> What is needed
Give every line back verbatim, dropping all images.

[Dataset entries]
****************
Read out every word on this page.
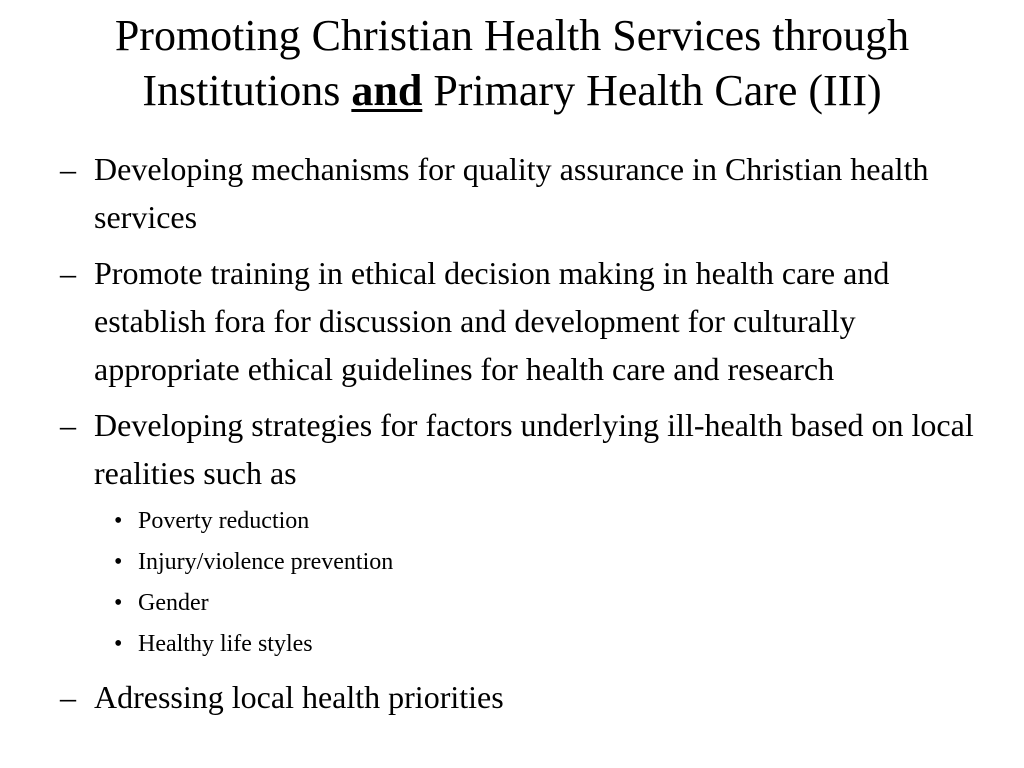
Promoting Christian Health Services through
Institutions and Primary Health Care (III)
– Developing mechanisms for quality assurance in Christian health services
– Promote training in ethical decision making in health care and establish fora for discussion and development for culturally appropriate ethical guidelines for health care and research
– Developing strategies for factors underlying ill-health based on local realities such as
• Poverty reduction
• Injury/violence prevention
• Gender
• Healthy life styles
– Adressing local health priorities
****************
> Exercise answer
Read out every word on this page.
Promoting Christian Health Services through
Institutions and Primary Health Care (III)
– Developing mechanisms for quality assurance in Christian health services
– Promote training in ethical decision making in health care and establish fora for discussion and development for culturally appropriate ethical guidelines for health care and research
– Developing strategies for factors underlying ill-health based on local realities such as
• Poverty reduction
• Injury/violence prevention
• Gender
• Healthy life styles
– Adressing local health priorities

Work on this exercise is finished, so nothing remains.